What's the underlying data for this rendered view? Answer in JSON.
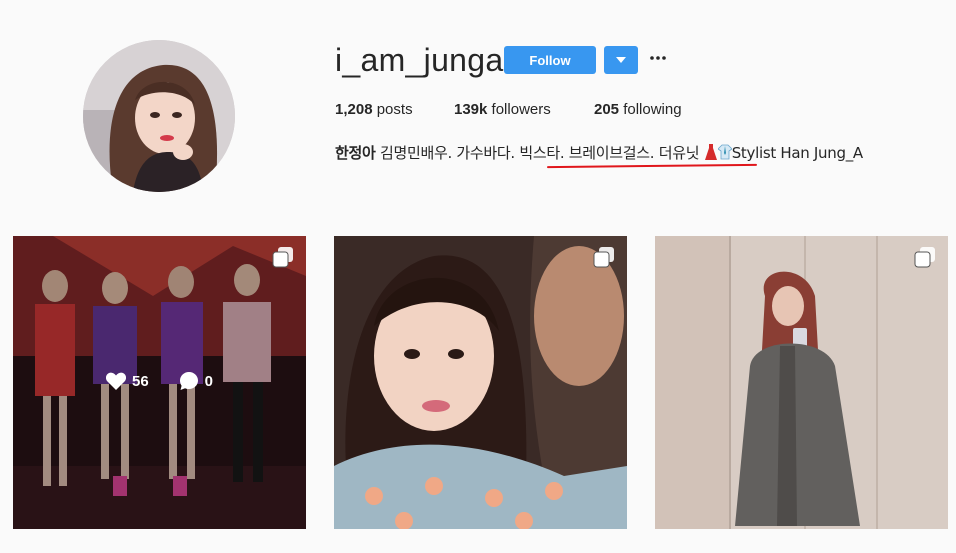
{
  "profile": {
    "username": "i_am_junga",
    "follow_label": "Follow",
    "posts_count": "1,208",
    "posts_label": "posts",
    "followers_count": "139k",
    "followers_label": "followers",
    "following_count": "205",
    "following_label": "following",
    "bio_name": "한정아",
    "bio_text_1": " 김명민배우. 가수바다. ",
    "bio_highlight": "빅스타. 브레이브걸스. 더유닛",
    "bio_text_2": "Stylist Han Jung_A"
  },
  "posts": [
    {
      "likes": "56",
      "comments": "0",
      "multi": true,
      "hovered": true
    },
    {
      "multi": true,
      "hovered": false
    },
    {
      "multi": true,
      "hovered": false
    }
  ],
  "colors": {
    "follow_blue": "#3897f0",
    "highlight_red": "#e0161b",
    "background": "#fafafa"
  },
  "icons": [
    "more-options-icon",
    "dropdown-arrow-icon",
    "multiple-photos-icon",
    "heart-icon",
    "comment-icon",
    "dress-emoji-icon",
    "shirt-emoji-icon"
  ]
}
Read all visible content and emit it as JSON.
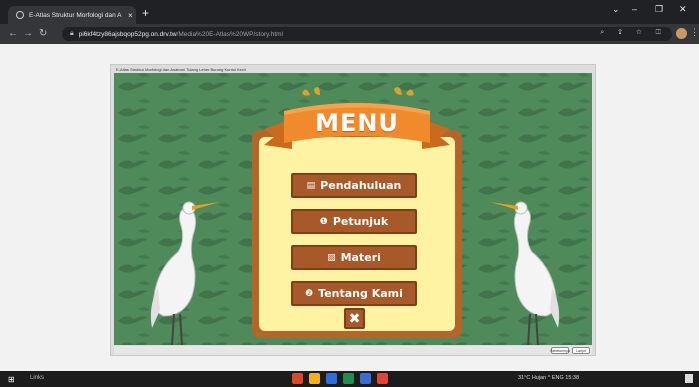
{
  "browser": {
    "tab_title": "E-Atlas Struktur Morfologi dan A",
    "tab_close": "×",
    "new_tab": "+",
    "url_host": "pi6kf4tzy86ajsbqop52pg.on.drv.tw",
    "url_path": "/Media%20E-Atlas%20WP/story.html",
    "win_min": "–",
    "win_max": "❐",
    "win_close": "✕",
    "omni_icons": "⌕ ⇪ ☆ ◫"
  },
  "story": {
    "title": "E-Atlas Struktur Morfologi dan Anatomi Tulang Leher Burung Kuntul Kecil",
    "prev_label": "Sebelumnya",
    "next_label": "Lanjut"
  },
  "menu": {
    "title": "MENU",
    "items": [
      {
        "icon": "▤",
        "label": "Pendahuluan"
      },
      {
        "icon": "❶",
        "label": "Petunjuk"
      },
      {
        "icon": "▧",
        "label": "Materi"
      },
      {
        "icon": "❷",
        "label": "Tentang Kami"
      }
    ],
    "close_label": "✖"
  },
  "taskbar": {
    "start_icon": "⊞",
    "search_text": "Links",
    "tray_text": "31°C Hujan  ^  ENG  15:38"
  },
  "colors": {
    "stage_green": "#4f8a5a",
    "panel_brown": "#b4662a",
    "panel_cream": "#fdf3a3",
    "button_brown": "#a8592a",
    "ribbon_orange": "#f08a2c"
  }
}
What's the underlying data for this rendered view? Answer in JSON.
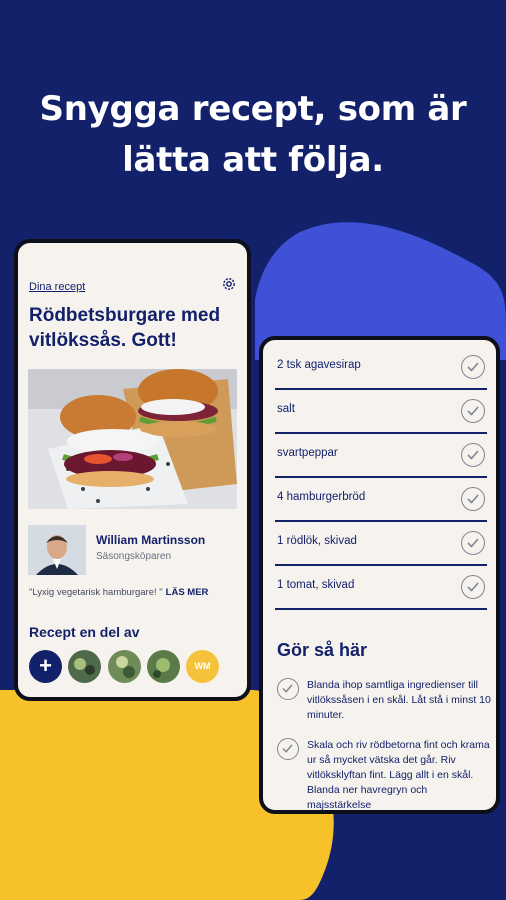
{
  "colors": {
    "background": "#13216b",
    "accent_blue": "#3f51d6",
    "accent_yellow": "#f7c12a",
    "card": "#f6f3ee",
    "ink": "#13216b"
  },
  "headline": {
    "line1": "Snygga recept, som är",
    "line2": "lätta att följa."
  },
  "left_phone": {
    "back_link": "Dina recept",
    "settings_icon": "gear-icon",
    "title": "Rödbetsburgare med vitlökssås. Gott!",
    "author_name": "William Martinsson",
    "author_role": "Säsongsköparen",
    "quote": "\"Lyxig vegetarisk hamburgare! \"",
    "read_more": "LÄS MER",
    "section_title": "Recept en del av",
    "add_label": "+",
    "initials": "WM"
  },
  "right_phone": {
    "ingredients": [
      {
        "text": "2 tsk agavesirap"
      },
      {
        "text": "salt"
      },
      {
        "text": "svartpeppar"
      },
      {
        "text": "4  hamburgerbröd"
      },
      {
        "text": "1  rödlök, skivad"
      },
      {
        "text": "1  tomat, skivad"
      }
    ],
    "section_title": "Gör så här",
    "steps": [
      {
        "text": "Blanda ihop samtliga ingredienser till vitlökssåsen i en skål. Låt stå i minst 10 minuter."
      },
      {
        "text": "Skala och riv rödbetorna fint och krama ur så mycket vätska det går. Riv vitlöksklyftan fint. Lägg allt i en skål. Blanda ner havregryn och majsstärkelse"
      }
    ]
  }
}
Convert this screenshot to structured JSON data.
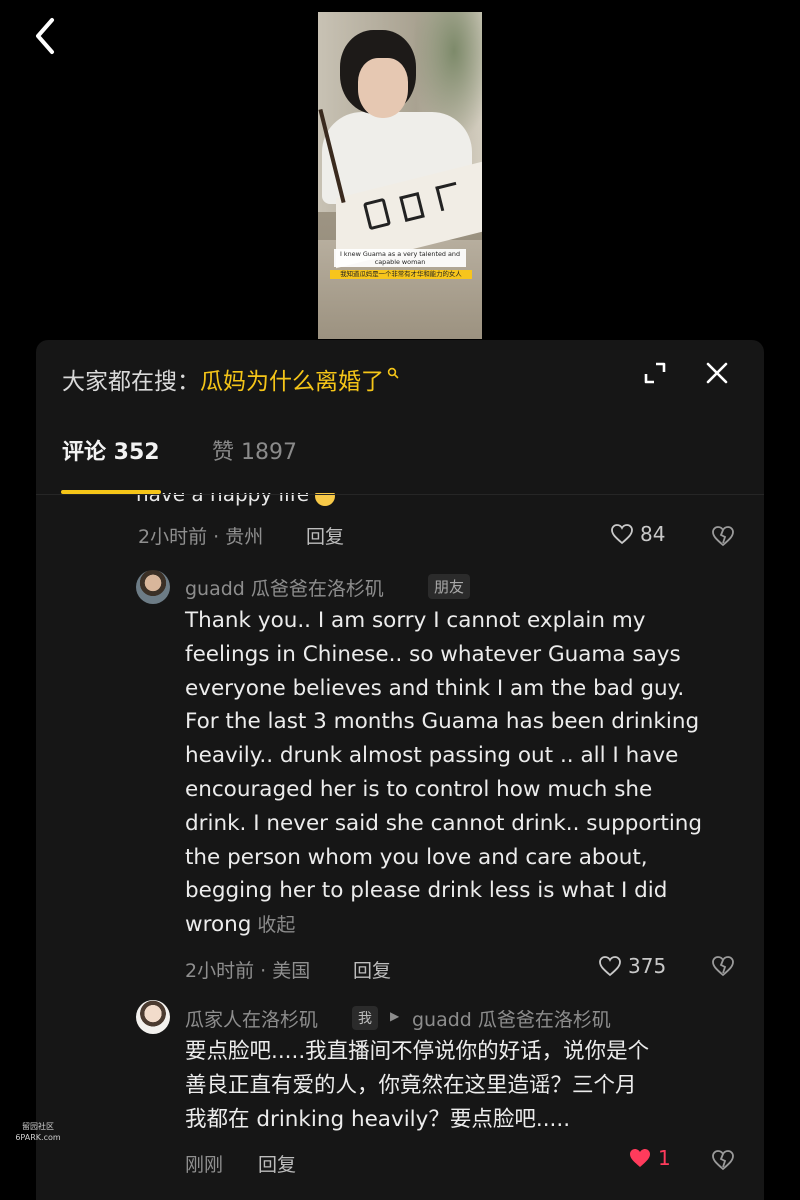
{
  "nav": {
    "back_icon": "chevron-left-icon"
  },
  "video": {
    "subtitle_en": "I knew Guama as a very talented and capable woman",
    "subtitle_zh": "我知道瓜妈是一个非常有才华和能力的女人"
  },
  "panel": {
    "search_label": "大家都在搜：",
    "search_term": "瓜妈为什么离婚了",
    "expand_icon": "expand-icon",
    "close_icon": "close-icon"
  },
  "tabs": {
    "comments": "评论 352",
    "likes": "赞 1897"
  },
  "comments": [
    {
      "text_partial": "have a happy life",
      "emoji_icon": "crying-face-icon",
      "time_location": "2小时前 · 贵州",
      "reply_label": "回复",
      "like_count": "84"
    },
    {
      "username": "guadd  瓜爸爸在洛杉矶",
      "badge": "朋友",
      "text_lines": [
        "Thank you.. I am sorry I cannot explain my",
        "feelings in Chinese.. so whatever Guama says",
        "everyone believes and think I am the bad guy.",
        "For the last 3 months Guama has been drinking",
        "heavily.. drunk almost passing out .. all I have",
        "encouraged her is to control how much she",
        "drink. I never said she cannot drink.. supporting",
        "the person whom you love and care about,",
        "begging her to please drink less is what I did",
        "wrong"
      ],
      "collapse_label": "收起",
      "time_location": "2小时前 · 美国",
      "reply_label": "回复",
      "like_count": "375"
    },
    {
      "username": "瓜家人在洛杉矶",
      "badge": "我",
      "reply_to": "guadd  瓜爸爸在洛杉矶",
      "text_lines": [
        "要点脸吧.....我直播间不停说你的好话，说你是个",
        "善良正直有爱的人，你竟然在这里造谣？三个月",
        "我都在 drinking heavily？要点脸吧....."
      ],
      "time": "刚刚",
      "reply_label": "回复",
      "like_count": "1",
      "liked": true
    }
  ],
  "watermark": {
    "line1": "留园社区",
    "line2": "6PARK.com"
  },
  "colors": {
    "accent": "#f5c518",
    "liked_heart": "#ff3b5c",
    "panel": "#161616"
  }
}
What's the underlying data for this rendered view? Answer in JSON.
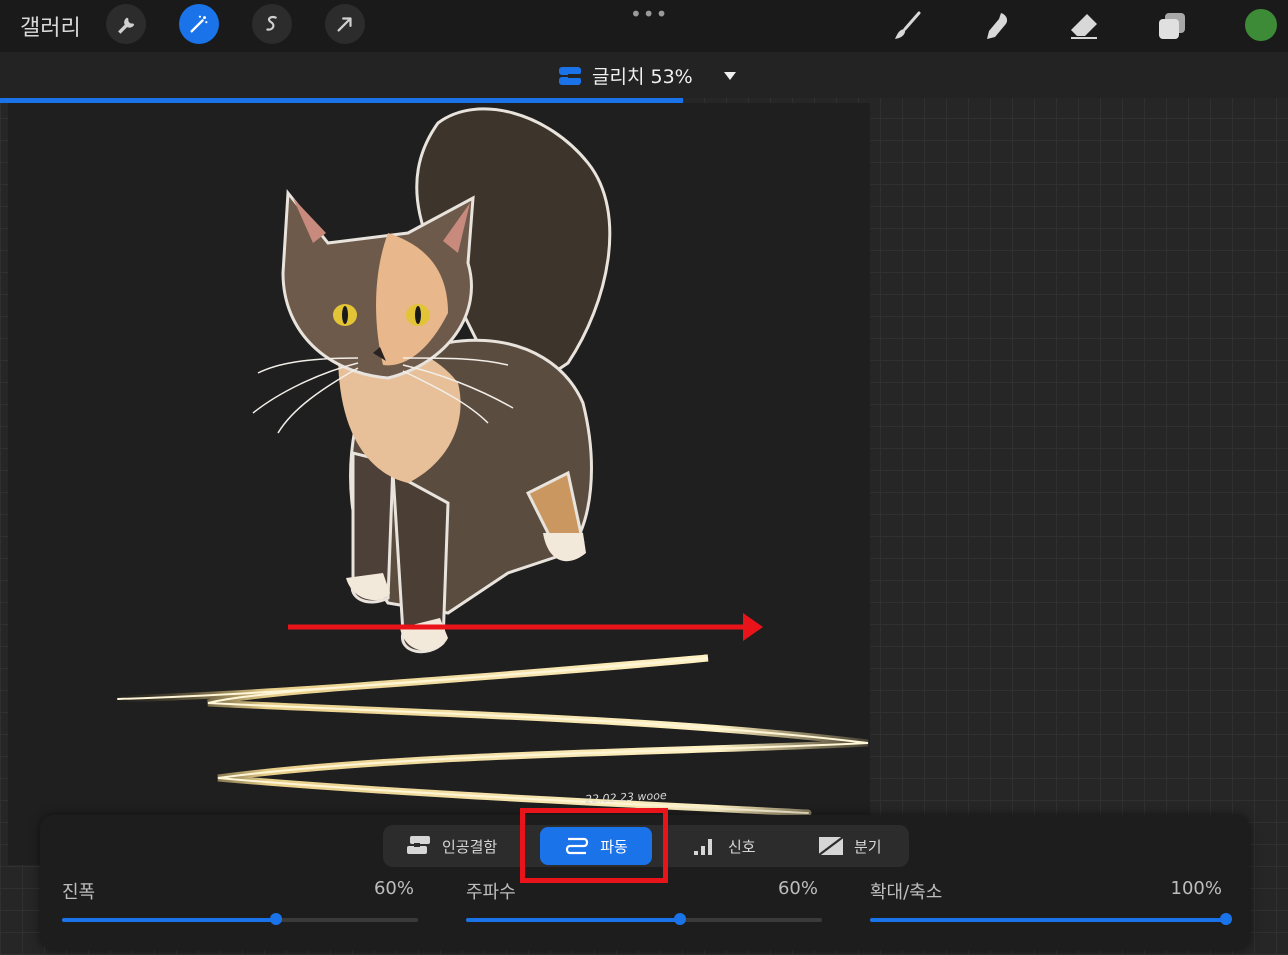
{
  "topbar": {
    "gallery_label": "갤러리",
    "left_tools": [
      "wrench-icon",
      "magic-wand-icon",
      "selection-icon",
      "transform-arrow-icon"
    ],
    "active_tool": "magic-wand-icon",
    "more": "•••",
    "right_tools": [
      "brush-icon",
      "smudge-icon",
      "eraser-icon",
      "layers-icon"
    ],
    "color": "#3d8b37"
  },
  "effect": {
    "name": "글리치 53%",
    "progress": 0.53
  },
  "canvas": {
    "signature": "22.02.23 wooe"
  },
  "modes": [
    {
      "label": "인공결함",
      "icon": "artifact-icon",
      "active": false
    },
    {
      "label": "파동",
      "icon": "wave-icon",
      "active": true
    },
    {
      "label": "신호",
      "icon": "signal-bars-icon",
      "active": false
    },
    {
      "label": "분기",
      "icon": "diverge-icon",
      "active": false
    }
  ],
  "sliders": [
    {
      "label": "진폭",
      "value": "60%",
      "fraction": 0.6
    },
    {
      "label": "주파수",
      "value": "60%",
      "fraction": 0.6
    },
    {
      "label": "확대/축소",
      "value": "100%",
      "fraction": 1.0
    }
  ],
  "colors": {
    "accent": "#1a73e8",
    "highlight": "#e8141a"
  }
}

──────────

• YOUR TASK: Only lines that contain the word "skål" are wanted; copy each of them.

• OUTPUT BELOW:
        "text": "Blanda ihop samtliga ingredienser till vitlökssåsen i en skål. Låt stå i minst 10 minuter."
        "text": "Skala och riv rödbetorna fint och krama ur så mycket vätska det går. Riv vitlöksklyftan fint. Lägg allt i en skål. Blanda ner havregryn och majsstärkelse"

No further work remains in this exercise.